AIM:
Extract every line that includes the string "time".

[Records from a data collection]

-----

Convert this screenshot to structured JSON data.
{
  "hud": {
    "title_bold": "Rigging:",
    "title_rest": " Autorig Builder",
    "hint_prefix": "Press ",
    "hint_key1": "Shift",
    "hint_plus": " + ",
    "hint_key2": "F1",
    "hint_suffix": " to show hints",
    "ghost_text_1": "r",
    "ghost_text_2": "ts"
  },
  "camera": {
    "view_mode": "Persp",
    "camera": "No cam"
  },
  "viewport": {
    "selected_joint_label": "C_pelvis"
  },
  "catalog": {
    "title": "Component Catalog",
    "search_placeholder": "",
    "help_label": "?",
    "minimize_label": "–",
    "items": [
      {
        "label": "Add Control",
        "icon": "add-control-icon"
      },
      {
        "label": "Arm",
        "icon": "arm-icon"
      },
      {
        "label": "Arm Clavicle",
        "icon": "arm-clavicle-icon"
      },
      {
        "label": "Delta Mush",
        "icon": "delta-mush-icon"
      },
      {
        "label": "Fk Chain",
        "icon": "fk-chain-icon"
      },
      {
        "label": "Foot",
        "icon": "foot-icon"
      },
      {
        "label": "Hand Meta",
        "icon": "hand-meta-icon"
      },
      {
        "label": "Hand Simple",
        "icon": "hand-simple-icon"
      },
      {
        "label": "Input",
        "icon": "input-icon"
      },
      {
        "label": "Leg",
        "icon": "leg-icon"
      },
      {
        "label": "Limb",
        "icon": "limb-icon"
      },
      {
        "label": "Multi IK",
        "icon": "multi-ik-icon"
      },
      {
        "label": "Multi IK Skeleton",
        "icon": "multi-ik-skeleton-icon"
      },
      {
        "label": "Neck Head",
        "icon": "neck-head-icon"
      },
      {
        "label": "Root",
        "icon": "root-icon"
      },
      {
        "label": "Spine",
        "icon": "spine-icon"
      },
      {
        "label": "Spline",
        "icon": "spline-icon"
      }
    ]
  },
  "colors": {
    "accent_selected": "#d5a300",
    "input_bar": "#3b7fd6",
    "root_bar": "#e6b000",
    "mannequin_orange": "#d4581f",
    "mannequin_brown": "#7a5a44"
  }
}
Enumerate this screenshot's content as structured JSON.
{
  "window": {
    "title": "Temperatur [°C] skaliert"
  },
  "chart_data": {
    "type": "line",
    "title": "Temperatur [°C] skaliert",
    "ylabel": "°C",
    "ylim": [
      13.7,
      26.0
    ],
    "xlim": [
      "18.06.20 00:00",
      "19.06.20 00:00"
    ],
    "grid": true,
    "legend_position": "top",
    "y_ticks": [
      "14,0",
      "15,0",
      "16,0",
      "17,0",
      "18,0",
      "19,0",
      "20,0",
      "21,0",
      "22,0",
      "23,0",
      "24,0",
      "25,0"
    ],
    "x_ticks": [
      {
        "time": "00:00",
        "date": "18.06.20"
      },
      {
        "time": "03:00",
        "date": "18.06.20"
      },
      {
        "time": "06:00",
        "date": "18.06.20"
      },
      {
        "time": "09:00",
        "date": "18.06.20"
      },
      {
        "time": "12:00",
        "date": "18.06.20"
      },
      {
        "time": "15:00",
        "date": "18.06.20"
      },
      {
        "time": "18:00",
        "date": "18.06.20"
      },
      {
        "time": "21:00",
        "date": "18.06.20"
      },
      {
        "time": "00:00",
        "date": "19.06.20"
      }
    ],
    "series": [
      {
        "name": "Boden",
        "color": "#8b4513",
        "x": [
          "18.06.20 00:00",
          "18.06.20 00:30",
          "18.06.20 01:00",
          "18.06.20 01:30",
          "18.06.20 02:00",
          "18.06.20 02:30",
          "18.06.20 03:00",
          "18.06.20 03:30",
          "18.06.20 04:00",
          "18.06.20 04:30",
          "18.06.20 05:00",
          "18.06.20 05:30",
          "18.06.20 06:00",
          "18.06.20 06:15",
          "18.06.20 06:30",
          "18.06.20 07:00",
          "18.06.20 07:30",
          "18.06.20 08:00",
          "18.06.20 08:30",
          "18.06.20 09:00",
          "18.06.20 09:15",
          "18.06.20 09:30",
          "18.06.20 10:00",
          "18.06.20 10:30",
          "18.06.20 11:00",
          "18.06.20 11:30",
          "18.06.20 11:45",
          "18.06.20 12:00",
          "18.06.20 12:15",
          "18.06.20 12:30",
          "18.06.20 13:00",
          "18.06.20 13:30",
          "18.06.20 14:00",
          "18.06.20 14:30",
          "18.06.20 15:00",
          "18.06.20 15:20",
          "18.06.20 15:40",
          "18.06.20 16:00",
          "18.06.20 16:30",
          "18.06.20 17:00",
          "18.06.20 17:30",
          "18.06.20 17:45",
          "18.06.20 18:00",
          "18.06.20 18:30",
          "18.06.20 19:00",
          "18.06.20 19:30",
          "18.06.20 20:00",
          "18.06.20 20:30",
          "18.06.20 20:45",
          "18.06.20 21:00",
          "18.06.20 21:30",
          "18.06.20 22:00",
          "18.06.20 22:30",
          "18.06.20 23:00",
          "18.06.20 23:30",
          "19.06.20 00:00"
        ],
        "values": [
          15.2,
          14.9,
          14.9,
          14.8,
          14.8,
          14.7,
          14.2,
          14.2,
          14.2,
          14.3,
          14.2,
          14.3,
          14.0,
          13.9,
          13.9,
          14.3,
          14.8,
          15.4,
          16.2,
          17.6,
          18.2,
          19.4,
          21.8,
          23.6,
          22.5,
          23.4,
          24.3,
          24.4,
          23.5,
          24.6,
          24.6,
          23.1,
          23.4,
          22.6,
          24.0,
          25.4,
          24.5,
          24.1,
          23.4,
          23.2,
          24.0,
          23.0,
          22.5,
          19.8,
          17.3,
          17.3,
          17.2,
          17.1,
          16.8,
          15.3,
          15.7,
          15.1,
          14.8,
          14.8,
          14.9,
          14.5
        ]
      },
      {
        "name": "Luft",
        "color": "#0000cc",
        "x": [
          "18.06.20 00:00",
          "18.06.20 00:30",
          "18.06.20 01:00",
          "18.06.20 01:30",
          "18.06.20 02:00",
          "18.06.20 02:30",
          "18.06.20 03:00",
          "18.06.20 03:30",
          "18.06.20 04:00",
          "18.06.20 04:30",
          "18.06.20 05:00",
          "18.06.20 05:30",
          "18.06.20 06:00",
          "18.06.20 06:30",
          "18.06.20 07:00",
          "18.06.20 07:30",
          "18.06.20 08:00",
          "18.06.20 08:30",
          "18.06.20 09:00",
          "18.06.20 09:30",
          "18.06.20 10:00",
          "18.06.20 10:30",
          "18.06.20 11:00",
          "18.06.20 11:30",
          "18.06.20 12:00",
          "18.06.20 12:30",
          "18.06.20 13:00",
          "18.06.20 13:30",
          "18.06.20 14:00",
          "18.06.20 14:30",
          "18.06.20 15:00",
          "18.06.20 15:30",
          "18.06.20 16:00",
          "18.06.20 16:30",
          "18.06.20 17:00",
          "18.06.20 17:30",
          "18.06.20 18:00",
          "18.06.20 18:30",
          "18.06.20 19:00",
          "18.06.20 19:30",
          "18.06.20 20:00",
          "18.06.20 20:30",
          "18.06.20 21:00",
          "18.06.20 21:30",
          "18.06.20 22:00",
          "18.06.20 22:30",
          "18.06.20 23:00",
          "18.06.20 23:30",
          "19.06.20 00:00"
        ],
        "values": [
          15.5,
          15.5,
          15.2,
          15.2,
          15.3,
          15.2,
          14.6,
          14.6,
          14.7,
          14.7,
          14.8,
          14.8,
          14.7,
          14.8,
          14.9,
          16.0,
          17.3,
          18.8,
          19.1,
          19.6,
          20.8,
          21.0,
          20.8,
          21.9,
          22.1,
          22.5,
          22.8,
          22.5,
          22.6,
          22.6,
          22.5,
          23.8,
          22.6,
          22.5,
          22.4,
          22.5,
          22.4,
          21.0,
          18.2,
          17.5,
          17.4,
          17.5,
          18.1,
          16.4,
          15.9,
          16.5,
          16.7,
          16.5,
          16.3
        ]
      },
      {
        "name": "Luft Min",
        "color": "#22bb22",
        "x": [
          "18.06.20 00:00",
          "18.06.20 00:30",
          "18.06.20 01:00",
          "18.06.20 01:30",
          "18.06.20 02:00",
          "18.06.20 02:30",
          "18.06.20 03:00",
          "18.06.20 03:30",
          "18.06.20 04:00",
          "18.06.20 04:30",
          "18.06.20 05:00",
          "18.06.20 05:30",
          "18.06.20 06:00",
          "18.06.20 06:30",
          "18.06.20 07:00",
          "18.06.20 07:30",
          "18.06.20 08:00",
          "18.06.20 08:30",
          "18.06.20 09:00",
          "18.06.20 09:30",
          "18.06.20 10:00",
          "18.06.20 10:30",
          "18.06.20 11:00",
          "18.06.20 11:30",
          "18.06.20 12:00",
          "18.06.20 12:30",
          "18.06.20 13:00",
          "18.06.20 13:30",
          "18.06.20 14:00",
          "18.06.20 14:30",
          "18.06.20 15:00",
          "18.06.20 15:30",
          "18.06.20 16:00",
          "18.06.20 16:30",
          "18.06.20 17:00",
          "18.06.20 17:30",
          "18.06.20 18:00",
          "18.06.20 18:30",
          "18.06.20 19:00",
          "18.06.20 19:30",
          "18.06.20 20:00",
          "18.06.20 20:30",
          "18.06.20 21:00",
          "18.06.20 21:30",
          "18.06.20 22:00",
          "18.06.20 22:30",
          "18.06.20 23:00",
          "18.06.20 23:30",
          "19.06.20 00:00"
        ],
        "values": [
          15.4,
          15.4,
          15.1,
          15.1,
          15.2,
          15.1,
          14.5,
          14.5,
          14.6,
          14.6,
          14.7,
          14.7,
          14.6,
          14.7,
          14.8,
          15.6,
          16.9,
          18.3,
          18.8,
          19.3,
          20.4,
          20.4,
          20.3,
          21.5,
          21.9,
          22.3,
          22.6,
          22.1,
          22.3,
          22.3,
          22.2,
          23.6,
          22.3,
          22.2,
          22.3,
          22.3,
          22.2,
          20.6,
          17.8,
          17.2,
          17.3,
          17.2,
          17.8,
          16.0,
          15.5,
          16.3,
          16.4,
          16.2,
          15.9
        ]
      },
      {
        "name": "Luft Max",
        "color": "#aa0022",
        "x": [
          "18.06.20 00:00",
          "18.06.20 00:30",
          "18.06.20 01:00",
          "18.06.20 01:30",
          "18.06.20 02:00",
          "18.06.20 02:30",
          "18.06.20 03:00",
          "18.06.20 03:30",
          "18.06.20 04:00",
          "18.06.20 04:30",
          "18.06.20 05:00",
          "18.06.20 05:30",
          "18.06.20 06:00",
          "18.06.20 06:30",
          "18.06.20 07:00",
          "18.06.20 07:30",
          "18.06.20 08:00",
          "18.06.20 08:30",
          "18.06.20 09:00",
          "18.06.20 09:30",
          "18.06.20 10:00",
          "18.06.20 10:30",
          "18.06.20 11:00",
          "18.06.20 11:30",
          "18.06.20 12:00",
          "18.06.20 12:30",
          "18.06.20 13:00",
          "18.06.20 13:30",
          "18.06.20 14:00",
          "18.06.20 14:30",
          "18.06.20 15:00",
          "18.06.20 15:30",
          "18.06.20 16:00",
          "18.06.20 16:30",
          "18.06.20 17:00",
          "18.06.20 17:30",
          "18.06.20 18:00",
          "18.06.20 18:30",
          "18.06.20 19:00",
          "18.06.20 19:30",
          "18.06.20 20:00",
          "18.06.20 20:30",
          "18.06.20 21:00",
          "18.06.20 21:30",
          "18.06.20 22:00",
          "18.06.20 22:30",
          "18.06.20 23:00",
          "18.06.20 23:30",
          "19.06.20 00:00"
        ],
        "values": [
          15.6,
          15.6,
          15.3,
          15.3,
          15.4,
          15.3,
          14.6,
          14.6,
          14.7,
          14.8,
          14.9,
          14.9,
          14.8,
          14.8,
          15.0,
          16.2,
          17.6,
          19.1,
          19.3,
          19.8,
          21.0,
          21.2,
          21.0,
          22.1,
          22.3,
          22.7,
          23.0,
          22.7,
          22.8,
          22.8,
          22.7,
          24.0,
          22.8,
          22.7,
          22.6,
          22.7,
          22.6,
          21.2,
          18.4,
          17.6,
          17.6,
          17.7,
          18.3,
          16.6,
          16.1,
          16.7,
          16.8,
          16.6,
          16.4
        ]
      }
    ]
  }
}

-----

ANSWER TO THE TASK:
        "time": "00:00",
        "time": "03:00",
        "time": "06:00",
        "time": "09:00",
        "time": "12:00",
        "time": "15:00",
        "time": "18:00",
        "time": "21:00",
        "time": "00:00",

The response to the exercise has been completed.